TASK A — Copy these lines from the records word for word: begin at the line that has "assembly-workpiece <box>377 327 395 359</box>", and stop after the line that has "label-drilling: Drilling <box>299".
TASK B — Write a continuation of the Kubernetes text, picking up after its last sentence.

DOCUMENT EXCERPT —
———

When docker arrived years ago, everyone was like “don’t you see? We can easily create new instances of applications and scale and do zero downtime deployments and… and (dribbling with excitement) all that stuff!” Except, docker doesn’t do all that stuff. Well, docker swarm did, but then everyone said not to use that in production.
So kubernetes is some software that manages all the machines you want to deploy containers to and actually delivers those features that containers were always supposed to make possible.
Like I said, I know sweet __ all about how it actually works under the hood BUT what the elite will tell you is that there is a manager, and there are nodes. The manager is some software installed on a machine somewhere, and the nodes are machines where we want to run our containers.
So if you want to create a node, you go and install a kubelete on it. And then it becomes a node. I have no idea how to do that. So far so distributed-computing.
A node is just the host for some containers, but you don’t just remote into the node and
docker run some containers. That would just… How would that even work? So nodes instead have pods. Pods. Remember that name. It’s an arbitrary name but I guess the analogy is that aren’t the peas, but they contain the peas. And the peas in this case are containers. Containers contained in a pod. Yes. Nothing wrong with that analogy at all.

———

Items taken from a data source:
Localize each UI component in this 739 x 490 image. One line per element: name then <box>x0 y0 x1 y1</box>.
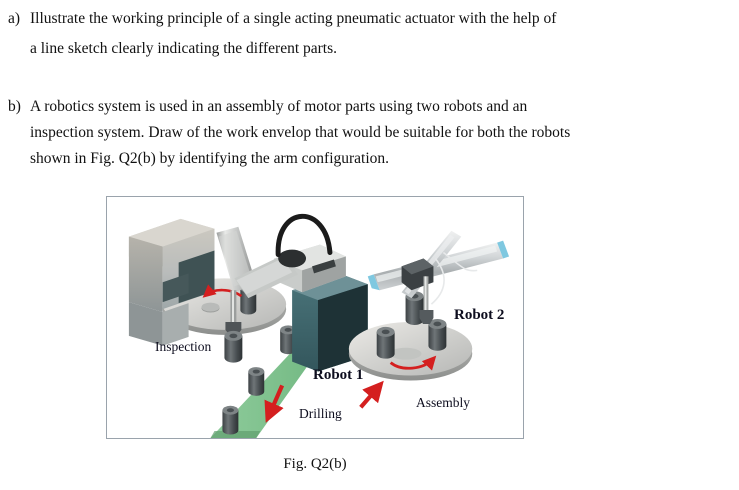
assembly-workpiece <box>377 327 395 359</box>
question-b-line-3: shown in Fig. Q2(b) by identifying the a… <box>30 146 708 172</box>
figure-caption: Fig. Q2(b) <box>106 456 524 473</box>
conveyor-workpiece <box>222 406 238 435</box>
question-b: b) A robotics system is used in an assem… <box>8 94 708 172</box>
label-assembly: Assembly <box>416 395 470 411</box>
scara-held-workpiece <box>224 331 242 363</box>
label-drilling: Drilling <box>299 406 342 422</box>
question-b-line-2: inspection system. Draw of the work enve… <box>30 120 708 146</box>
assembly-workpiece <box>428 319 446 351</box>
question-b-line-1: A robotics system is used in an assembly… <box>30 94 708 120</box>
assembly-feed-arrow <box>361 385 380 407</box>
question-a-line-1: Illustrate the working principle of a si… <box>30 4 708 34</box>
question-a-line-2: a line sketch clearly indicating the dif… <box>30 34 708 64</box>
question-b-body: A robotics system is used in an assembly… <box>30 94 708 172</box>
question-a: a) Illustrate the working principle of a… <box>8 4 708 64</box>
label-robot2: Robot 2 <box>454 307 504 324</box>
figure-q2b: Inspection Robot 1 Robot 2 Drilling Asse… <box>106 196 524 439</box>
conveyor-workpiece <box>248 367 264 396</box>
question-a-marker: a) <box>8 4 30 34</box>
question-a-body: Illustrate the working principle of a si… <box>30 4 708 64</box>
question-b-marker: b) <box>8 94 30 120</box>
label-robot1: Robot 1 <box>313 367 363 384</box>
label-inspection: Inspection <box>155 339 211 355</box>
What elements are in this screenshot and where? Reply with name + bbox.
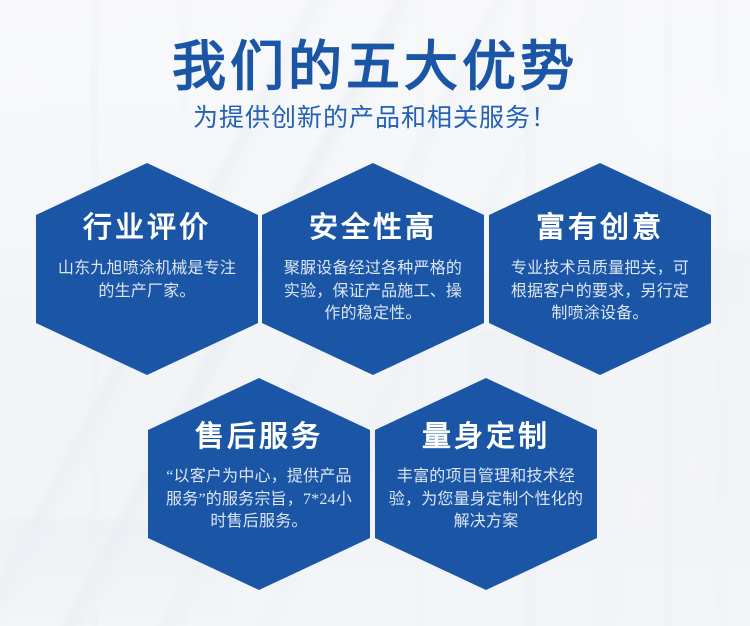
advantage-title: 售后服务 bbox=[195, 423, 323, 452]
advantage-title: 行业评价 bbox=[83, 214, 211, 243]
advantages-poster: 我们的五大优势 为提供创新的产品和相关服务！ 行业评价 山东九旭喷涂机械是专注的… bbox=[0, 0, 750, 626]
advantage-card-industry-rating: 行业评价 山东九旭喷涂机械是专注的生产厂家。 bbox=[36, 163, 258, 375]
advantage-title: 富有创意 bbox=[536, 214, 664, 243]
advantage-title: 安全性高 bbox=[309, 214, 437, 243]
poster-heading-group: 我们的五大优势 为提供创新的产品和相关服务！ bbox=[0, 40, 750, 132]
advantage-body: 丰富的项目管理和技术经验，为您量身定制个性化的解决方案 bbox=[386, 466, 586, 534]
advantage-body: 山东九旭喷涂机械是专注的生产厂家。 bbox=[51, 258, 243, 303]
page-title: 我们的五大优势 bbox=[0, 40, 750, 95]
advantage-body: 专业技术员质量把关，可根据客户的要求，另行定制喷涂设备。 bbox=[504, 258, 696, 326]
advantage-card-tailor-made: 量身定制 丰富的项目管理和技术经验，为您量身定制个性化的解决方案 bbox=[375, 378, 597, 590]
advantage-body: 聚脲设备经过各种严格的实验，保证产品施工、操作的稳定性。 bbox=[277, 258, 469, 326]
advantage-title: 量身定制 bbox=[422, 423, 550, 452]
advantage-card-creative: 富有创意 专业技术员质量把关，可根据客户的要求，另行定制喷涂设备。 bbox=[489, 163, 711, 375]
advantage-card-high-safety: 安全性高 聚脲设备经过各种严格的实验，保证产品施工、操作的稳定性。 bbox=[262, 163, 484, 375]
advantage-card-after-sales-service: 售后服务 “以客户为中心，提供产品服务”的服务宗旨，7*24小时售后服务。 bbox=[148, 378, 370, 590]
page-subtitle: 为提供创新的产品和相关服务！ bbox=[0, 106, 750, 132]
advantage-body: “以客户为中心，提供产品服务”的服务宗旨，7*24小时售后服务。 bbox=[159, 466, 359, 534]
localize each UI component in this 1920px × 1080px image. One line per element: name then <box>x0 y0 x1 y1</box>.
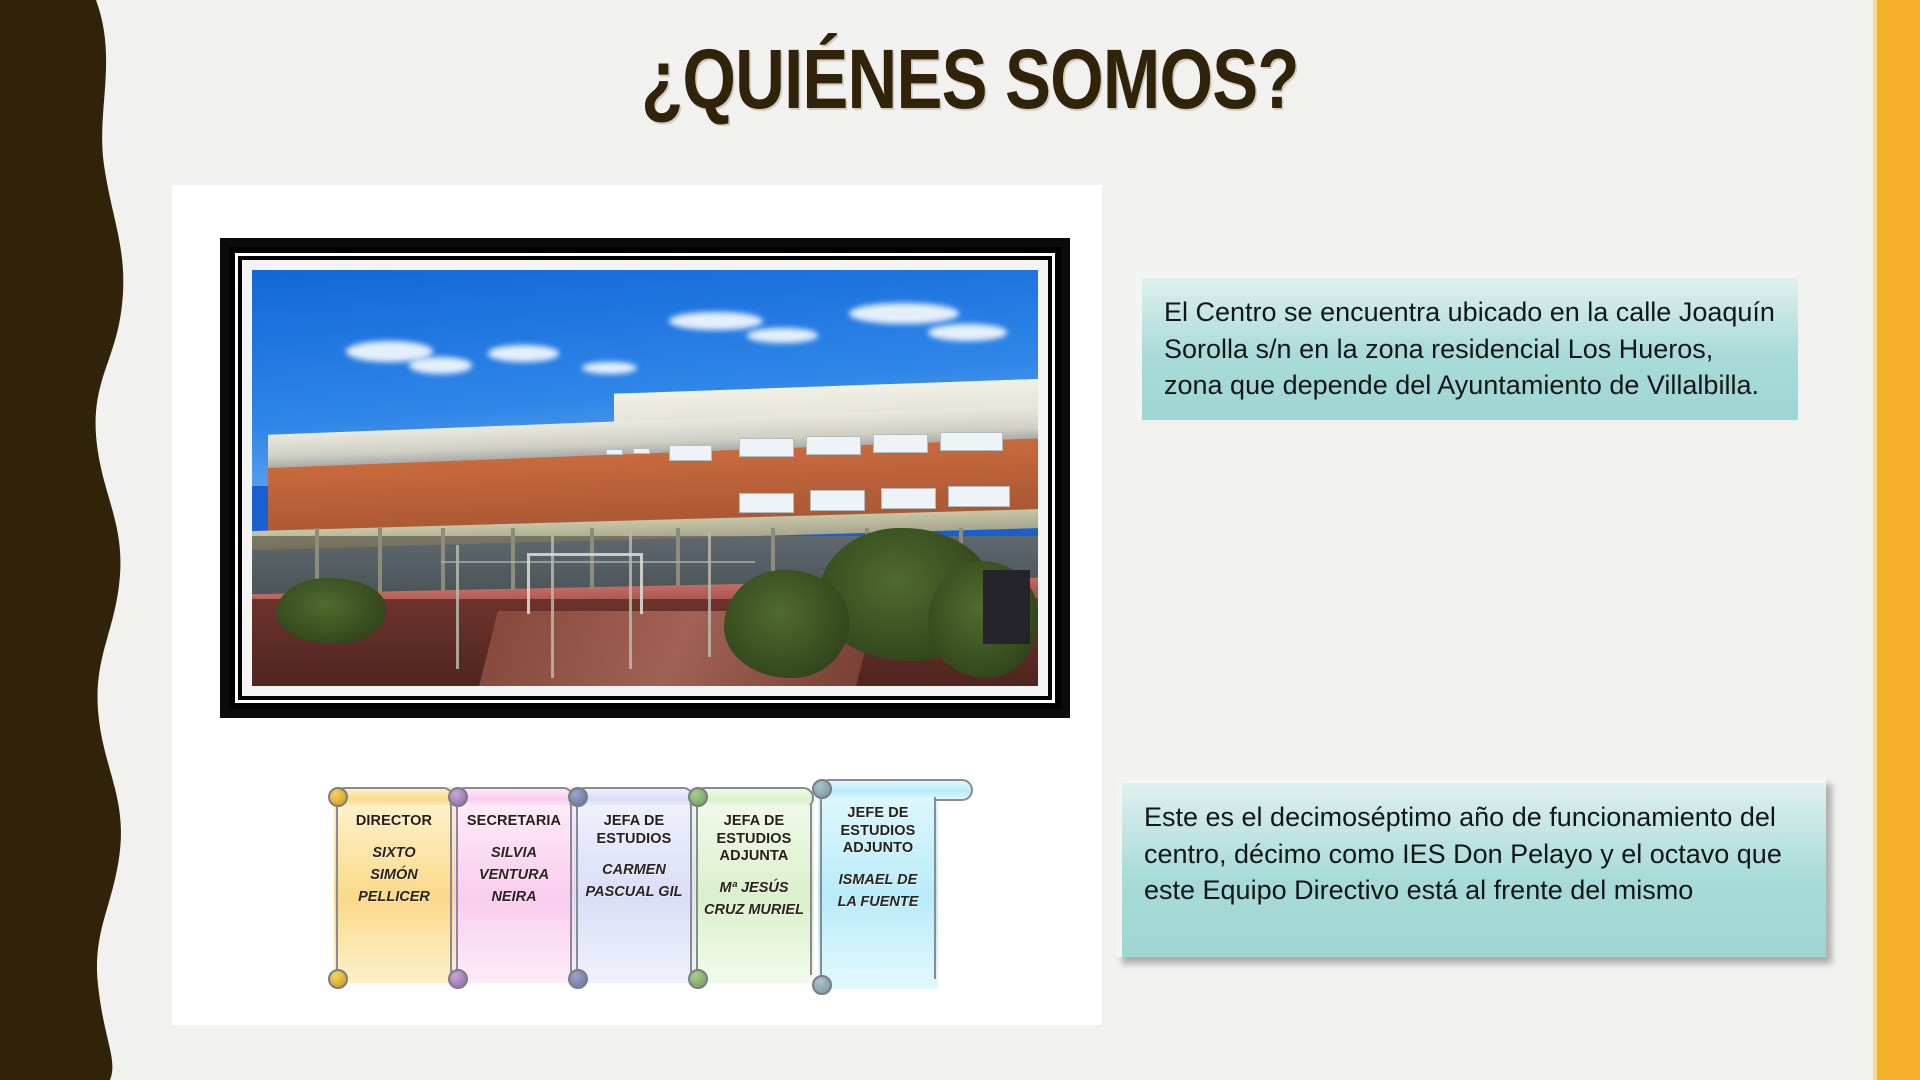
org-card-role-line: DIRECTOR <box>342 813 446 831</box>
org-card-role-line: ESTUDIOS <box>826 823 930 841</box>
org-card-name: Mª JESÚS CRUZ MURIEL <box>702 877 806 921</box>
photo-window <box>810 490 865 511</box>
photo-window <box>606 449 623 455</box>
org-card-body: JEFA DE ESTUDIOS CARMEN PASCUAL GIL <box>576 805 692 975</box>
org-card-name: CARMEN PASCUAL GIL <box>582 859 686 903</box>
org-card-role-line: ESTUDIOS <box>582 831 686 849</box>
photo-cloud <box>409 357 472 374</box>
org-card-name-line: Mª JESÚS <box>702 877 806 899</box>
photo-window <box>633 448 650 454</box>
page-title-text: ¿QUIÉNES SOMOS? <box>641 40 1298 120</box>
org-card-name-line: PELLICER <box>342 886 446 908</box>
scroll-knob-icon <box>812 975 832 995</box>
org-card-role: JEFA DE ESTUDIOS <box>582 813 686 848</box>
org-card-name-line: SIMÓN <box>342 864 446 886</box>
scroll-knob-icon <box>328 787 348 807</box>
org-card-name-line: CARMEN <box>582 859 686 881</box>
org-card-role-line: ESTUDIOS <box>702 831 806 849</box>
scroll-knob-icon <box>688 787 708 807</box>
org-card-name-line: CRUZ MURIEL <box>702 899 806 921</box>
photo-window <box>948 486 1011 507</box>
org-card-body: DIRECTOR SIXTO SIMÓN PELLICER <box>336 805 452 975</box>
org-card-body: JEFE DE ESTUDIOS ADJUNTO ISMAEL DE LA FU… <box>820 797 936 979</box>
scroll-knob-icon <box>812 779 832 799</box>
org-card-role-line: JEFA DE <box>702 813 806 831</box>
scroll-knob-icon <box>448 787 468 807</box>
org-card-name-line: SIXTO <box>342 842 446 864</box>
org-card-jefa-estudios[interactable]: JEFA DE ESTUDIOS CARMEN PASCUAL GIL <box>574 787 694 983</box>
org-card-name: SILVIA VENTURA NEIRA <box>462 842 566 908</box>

———

EXPECTED OUTPUT A —
assembly-workpiece <box>377 327 395 359</box>
question-b-line-3: shown in Fig. Q2(b) by identifying the a… <box>30 146 708 172</box>
figure-caption: Fig. Q2(b) <box>106 456 524 473</box>
conveyor-workpiece <box>222 406 238 435</box>
question-b: b) A robotics system is used in an assem… <box>8 94 708 172</box>
label-assembly: Assembly <box>416 395 470 411</box>
scara-held-workpiece <box>224 331 242 363</box>
label-drilling: Drilling <box>299 406 342 422</box>

EXPECTED OUTPUT B —
Ok let’s get a bit more real. If you run a web server in a container, you know you need to map the port and stuff, and how are you going to do networking if you have multiple of those container instances running on different machines (nodes)? Well, all that stuff is what the pod is for. Kubernetes sorts all that stuff out (somehow, I don’t know). You create a pod, which also by definition has a container in it, and kubernetes will give it an IP and stuff.
I forgot to mention that nodes all live together in a namespace called a cluster. The cluster is managed by the manager thingy. I think. Anyway. You can use kubernetes to find the IPs of the pods and the internal names of the pods and stuff.
Before I talk about replica sets and deployments, let’s take stock for a second. So, what is kubernetes actually? It’s some software that runs on a manager machine, and it’s some software that runs on a node (kubelet). But it’s also a cli called
kubectl (pronounced “cube control”).
Kubectl works the same way every cli works these days. It just calls a rest API. And the rest API is exposed on the manager machine. Simple really. The point is, you can do all the stuff by using the kubectl command line. Create pods, list them, and so on. You can execute commands on the containers running in a pod, on a node, using kubectl, if you want to. So you’re definitely going to use it to do troubleshooting and experimentation and stuff.
But nobody wants their devops to be just a bunch of bash files. Actually I don’t mind, but you know someone is going to come along and complain about declarative vs imperative and so on. Anyway, the guys who made kubernetes knew what was up, so they did declarative yaml files and so that’s what you’re going to actually want to do. Not just hammer away at a cli like a primitive.
So, back to pods. I’m no computer scientist, but if I wanted my containerised application to actually have some redundancy, I would want the thing running on at least two different machines in different places so that if one of them died, the other one would keep going. And if I got a tonne of traffic to my little website, I’d want to yell “webscaaaale!” and click a button, slide a slider, or even just sit back in my leather armchair while an algorithm automatically scaled my containers out for me. The point is, pods on their own aren’t enough. You need replica sets. But they apparently were a bit low level so you don’t need them, you need something called “deployments” which create replicate sets for you.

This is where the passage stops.